Exercise prompt →
Provide the number of lines where the word "الصالحين" occurs, and no other text.

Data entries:
* START *

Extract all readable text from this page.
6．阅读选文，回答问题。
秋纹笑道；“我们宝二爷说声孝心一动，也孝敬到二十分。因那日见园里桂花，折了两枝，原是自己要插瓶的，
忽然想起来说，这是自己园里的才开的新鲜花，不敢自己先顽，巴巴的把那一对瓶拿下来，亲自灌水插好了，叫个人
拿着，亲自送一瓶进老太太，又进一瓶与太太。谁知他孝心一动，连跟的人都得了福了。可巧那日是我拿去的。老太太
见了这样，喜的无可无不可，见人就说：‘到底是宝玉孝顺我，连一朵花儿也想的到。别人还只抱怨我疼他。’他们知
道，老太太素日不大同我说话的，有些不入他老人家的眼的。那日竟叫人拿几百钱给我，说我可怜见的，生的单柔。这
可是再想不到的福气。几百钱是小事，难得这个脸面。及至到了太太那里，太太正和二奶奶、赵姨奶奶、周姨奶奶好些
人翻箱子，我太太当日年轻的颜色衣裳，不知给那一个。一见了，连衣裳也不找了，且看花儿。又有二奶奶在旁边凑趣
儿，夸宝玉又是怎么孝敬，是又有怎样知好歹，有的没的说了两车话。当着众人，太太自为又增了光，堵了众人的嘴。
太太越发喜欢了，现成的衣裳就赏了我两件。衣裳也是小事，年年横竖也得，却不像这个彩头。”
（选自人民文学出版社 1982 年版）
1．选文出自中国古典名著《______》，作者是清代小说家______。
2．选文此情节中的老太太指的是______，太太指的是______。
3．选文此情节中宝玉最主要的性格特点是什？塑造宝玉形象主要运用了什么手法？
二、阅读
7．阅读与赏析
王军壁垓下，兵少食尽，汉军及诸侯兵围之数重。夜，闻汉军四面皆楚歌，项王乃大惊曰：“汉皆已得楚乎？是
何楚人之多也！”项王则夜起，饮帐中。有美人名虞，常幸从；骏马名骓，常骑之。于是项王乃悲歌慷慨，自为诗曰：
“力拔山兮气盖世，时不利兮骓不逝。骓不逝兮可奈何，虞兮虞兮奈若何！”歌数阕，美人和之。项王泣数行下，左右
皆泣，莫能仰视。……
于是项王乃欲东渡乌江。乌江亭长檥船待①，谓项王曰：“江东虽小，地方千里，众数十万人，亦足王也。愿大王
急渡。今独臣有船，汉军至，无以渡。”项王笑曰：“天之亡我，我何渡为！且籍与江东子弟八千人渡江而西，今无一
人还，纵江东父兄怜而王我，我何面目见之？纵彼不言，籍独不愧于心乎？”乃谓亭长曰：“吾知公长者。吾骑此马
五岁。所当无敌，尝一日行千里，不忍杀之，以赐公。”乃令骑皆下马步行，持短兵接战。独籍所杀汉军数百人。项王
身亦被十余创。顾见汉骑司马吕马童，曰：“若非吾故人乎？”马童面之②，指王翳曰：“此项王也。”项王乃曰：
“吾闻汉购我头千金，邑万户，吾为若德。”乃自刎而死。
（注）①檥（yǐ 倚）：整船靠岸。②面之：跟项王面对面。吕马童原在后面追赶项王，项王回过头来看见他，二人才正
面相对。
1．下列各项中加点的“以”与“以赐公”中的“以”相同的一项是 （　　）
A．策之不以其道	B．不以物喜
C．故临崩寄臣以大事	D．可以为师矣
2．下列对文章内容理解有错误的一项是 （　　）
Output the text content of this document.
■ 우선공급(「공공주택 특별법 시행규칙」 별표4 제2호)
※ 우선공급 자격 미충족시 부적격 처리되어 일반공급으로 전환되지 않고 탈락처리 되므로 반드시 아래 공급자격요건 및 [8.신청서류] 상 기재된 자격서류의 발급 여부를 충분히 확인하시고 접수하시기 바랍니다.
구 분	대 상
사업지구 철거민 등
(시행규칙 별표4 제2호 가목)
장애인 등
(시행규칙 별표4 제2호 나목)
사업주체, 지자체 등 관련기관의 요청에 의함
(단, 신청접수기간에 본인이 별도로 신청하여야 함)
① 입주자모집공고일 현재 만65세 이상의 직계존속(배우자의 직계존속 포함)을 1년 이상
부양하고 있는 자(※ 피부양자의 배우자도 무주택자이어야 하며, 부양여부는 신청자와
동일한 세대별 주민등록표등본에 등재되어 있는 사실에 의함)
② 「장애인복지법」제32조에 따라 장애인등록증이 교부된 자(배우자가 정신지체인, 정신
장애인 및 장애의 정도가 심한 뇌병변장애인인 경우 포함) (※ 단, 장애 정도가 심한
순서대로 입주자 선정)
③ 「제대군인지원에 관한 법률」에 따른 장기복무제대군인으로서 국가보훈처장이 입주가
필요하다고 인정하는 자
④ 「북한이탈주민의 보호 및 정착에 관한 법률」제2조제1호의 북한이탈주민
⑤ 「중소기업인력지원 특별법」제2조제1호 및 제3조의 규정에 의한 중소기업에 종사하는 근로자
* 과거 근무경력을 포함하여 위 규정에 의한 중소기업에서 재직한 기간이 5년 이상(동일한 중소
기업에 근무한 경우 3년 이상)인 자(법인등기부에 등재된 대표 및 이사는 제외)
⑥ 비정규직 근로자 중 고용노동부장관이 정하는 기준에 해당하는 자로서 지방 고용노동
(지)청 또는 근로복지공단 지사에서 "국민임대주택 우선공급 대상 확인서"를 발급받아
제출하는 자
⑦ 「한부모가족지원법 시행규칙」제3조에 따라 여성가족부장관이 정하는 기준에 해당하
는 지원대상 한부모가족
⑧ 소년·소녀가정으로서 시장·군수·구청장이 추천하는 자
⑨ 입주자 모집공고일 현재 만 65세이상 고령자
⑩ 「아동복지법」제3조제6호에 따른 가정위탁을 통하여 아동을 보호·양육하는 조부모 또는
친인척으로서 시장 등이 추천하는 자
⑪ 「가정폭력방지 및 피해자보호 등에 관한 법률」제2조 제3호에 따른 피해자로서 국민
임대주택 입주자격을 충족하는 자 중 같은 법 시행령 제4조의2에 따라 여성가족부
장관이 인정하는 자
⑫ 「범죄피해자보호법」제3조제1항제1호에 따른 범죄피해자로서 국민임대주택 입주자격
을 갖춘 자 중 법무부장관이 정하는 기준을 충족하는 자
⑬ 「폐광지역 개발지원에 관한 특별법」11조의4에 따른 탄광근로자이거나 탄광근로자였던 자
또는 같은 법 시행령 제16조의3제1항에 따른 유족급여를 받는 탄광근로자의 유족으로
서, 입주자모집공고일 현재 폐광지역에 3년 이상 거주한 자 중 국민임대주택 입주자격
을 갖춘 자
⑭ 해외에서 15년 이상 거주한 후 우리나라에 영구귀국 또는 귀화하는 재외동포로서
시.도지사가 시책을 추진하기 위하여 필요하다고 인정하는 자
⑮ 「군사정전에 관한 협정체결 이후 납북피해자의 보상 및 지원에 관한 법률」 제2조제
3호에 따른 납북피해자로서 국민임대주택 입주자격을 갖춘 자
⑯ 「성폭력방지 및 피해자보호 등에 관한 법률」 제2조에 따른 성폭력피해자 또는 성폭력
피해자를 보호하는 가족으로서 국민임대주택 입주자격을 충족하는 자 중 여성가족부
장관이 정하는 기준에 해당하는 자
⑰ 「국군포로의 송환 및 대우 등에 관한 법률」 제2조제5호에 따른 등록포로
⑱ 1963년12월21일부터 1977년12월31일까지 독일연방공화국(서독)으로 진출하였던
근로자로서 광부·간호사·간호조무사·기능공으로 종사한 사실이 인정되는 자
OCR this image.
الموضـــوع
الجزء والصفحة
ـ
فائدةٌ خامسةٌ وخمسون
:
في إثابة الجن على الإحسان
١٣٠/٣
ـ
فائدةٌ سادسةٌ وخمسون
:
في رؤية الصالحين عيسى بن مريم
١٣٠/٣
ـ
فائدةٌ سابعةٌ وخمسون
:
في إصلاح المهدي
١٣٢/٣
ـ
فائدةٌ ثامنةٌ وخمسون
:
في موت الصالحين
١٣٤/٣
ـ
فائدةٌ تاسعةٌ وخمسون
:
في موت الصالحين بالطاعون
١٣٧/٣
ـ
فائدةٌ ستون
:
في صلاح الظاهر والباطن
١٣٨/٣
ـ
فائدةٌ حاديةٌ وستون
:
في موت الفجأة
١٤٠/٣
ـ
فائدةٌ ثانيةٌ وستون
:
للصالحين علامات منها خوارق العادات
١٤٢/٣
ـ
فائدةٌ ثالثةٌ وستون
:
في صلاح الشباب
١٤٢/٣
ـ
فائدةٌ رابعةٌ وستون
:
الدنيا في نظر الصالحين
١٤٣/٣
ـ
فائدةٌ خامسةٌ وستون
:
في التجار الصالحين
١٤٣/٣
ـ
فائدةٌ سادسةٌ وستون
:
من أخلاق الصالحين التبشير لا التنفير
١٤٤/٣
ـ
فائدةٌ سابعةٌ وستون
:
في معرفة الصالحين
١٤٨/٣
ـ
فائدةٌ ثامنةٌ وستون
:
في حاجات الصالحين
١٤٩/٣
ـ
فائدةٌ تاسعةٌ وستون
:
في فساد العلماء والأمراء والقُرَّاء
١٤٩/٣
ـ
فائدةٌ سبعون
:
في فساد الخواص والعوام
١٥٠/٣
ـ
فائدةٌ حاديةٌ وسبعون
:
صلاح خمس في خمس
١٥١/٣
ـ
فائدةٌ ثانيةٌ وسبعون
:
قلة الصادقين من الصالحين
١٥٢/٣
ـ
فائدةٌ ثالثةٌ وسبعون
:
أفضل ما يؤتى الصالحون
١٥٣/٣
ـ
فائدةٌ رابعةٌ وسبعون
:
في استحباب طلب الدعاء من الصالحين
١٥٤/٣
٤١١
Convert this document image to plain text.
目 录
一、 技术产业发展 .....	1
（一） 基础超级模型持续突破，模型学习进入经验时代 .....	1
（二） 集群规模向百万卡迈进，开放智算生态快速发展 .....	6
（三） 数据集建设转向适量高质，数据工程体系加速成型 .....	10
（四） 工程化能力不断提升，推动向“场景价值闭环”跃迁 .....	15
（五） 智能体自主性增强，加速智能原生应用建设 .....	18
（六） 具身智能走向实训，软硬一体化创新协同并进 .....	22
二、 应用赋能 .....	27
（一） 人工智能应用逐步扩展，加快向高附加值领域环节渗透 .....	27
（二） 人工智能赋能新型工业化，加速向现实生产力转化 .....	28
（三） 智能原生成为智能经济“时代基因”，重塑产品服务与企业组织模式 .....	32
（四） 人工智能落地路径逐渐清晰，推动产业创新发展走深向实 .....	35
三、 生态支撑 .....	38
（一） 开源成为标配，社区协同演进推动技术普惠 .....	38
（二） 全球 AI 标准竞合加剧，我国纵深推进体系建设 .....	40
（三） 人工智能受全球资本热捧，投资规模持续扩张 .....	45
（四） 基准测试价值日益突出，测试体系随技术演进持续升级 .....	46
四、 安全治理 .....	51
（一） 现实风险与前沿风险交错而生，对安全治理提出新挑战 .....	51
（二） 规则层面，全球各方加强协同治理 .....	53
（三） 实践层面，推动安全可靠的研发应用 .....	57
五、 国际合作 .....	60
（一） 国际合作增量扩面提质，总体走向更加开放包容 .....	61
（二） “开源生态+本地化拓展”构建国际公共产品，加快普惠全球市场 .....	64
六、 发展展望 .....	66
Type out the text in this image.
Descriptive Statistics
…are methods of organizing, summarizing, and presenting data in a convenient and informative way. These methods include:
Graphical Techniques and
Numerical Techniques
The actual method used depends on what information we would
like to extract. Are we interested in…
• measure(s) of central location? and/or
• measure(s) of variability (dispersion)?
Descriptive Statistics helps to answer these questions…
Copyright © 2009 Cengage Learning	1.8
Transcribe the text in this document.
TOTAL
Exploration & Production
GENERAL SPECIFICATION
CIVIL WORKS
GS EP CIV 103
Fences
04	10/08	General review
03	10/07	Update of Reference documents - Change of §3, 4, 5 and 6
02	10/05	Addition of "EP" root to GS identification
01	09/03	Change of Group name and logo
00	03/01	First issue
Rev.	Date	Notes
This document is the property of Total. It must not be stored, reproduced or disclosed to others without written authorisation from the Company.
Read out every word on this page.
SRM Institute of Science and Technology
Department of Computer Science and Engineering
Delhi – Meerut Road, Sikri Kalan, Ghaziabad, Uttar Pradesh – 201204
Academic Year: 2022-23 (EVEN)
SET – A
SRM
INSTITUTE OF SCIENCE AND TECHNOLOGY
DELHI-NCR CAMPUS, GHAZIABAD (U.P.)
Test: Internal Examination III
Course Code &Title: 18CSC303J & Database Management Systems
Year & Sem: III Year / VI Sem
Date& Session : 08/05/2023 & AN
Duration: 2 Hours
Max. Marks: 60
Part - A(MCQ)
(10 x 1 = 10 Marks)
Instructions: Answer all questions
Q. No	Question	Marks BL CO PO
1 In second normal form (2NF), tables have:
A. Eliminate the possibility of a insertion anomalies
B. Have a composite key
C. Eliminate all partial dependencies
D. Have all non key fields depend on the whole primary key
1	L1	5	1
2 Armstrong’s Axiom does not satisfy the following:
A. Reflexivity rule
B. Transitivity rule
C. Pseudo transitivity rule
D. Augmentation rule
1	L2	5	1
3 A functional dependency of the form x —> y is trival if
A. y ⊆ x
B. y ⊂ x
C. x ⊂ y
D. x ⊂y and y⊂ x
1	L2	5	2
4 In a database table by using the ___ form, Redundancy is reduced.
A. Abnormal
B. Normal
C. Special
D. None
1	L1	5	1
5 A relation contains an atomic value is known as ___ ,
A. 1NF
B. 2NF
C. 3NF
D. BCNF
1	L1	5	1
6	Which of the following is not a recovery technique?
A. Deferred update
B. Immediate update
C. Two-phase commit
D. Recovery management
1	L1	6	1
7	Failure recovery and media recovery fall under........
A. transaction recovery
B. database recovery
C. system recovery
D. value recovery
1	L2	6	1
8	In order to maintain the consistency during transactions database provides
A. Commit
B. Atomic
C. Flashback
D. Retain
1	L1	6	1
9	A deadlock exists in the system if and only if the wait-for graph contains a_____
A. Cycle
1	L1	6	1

* END *

Full response →
10